Could you revise every one of the entries below, replacing "Pleasant Valley" with "Riverdale" wherever it occurs and changing nothing else? Leave the pictures out of your answer.

Information shown.
▶
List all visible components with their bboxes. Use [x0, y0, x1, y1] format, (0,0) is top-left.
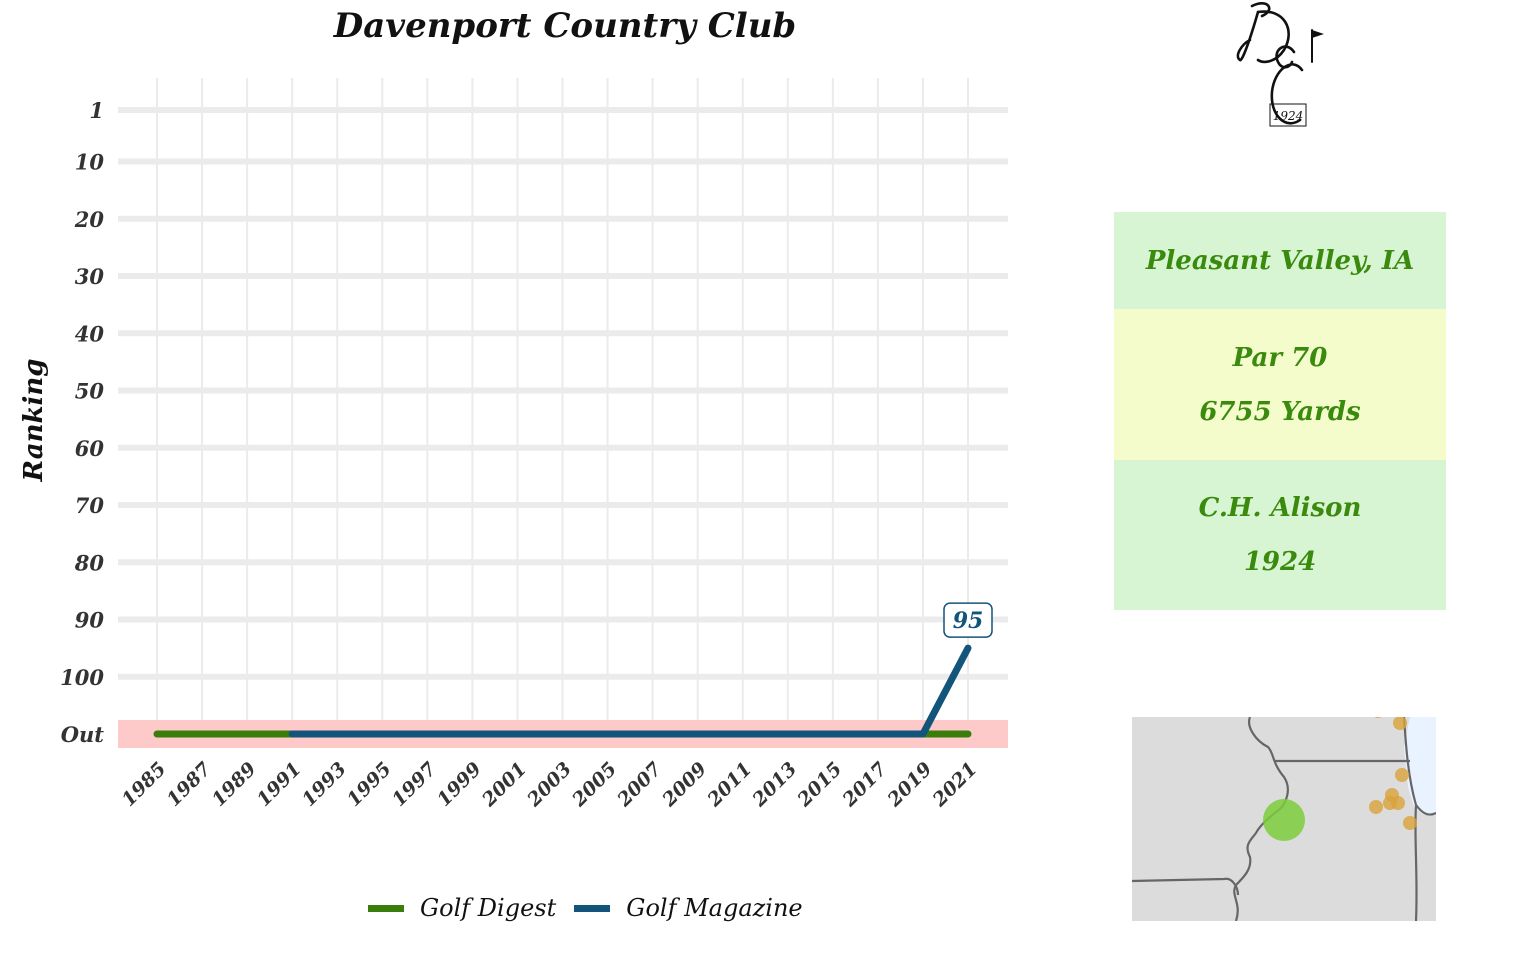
legend-swatch-golf-digest [368, 904, 404, 912]
y-tick-label: 1 [89, 98, 104, 123]
map-other-courses [1369, 717, 1417, 830]
legend-swatch-golf-magazine [574, 904, 611, 912]
legend-label-golf-digest: Golf Digest [420, 894, 557, 922]
x-tick-label: 2009 [658, 758, 712, 812]
annotation-box [943, 602, 993, 638]
legend-item-golf-magazine: Golf Magazine [574, 894, 803, 922]
x-tick-label: 2003 [522, 758, 576, 812]
y-tick-label: 20 [74, 207, 105, 232]
x-tick-label: 1999 [433, 758, 486, 811]
course-specs-box: Par 70 6755 Yards [1114, 309, 1446, 460]
x-tick-label: 1985 [118, 758, 171, 811]
location-map [1132, 717, 1436, 921]
x-tick-label: 1995 [343, 758, 396, 811]
x-tick-label: 1993 [298, 758, 351, 811]
par-text: Par 70 [1232, 342, 1328, 373]
y-tick-label: 80 [74, 550, 105, 575]
yards-text: 6755 Yards [1199, 396, 1361, 427]
x-tick-label: 1991 [253, 758, 306, 811]
x-tick-label: 2017 [838, 758, 892, 812]
chart-title: Davenport Country Club [333, 6, 797, 46]
x-tick-label: 2019 [883, 758, 937, 812]
legend-item-golf-digest: Golf Digest [368, 894, 556, 922]
svg-text:1924: 1924 [1273, 109, 1304, 123]
y-tick-label: 100 [60, 665, 104, 690]
axis-ticks: 1102030405060708090100Out198519871989199… [60, 98, 981, 812]
y-tick-label: 50 [75, 379, 105, 404]
course-info-panel: Pleasant Valley, IA Par 70 6755 Yards C.… [1114, 212, 1446, 610]
x-tick-label: 2011 [703, 758, 757, 812]
series-lines [153, 644, 972, 738]
x-tick-label: 1997 [388, 758, 441, 811]
series-line-golf-magazine [288, 644, 972, 738]
annotation-label: 95 [953, 608, 984, 634]
ranking-chart: 1102030405060708090100Out198519871989199… [60, 78, 1008, 812]
location-text: Pleasant Valley, IA [1145, 245, 1415, 276]
grid [118, 78, 1008, 748]
club-logo: 1924 [1228, 0, 1332, 140]
legend: Golf Digest Golf Magazine [368, 890, 821, 926]
annotations: 95 [943, 602, 993, 638]
x-tick-label: 2007 [612, 758, 666, 812]
legend-label-golf-magazine: Golf Magazine [626, 894, 803, 922]
x-tick-label: 2001 [477, 758, 531, 812]
x-tick-label: 1987 [163, 758, 216, 811]
x-tick-label: 2013 [748, 758, 802, 812]
y-tick-label: 40 [75, 321, 105, 346]
x-tick-label: 1989 [208, 758, 261, 811]
architect-box: C.H. Alison 1924 [1114, 460, 1446, 610]
y-tick-label: 10 [75, 150, 105, 175]
y-tick-label: 30 [75, 264, 105, 289]
x-tick-label: 2015 [793, 758, 847, 812]
y-tick-label: 60 [75, 436, 105, 461]
location-box: Pleasant Valley, IA [1114, 212, 1446, 309]
architect-text: C.H. Alison [1198, 493, 1362, 523]
y-tick-label: Out [61, 722, 105, 747]
y-tick-label: 90 [75, 608, 105, 633]
year-built-text: 1924 [1243, 547, 1317, 577]
x-tick-label: 2005 [567, 758, 621, 812]
y-tick-label: 70 [75, 493, 105, 518]
x-tick-label: 2021 [928, 758, 982, 812]
map-club-location-marker [1263, 799, 1305, 841]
◀
Full answer.
List all visible components with their bboxes. Use [x0, y0, x1, y1] format, (0,0) is top-left.
legend-swatch-golf-digest [368, 904, 404, 912]
y-tick-label: 1 [89, 98, 104, 123]
map-other-courses [1369, 717, 1417, 830]
legend-swatch-golf-magazine [574, 904, 611, 912]
legend-label-golf-digest: Golf Digest [420, 894, 557, 922]
x-tick-label: 2009 [658, 758, 712, 812]
annotation-box [943, 602, 993, 638]
legend-item-golf-magazine: Golf Magazine [574, 894, 803, 922]
x-tick-label: 2003 [522, 758, 576, 812]
y-tick-label: 20 [74, 207, 105, 232]
x-tick-label: 1999 [433, 758, 486, 811]
course-specs-box: Par 70 6755 Yards [1114, 309, 1446, 460]
x-tick-label: 1985 [118, 758, 171, 811]
location-map [1132, 717, 1436, 921]
x-tick-label: 1995 [343, 758, 396, 811]
x-tick-label: 1993 [298, 758, 351, 811]
par-text: Par 70 [1232, 342, 1328, 373]
y-tick-label: 80 [74, 550, 105, 575]
yards-text: 6755 Yards [1199, 396, 1361, 427]
x-tick-label: 1991 [253, 758, 306, 811]
x-tick-label: 2017 [838, 758, 892, 812]
chart-title: Davenport Country Club [333, 6, 797, 46]
x-tick-label: 2019 [883, 758, 937, 812]
legend-item-golf-digest: Golf Digest [368, 894, 556, 922]
svg-text:1924: 1924 [1273, 109, 1304, 123]
y-tick-label: 100 [60, 665, 104, 690]
axis-ticks: 1102030405060708090100Out198519871989199… [60, 98, 981, 812]
y-tick-label: 50 [75, 379, 105, 404]
course-info-panel: Riverdale, IA Par 70 6755 Yards C.… [1114, 212, 1446, 610]
x-tick-label: 2011 [703, 758, 757, 812]
series-lines [153, 644, 972, 738]
x-tick-label: 1997 [388, 758, 441, 811]
series-line-golf-magazine [288, 644, 972, 738]
annotation-label: 95 [953, 608, 984, 634]
ranking-chart: 1102030405060708090100Out198519871989199… [60, 78, 1008, 812]
location-text: Riverdale, IA [1145, 245, 1415, 276]
grid [118, 78, 1008, 748]
club-logo: 1924 [1228, 0, 1332, 140]
legend: Golf Digest Golf Magazine [368, 890, 821, 926]
annotations: 95 [943, 602, 993, 638]
x-tick-label: 2007 [612, 758, 666, 812]
legend-label-golf-magazine: Golf Magazine [626, 894, 803, 922]
x-tick-label: 2001 [477, 758, 531, 812]
x-tick-label: 1987 [163, 758, 216, 811]
x-tick-label: 2013 [748, 758, 802, 812]
y-tick-label: 40 [75, 321, 105, 346]
x-tick-label: 1989 [208, 758, 261, 811]
architect-box: C.H. Alison 1924 [1114, 460, 1446, 610]
y-tick-label: 10 [75, 150, 105, 175]
y-tick-label: 30 [75, 264, 105, 289]
x-tick-label: 2015 [793, 758, 847, 812]
y-tick-label: 60 [75, 436, 105, 461]
location-box: Riverdale, IA [1114, 212, 1446, 309]
architect-text: C.H. Alison [1198, 493, 1362, 523]
y-tick-label: Out [61, 722, 105, 747]
y-tick-label: 90 [75, 608, 105, 633]
year-built-text: 1924 [1243, 547, 1317, 577]
x-tick-label: 2005 [567, 758, 621, 812]
y-tick-label: 70 [75, 493, 105, 518]
x-tick-label: 2021 [928, 758, 982, 812]
map-club-location-marker [1263, 799, 1305, 841]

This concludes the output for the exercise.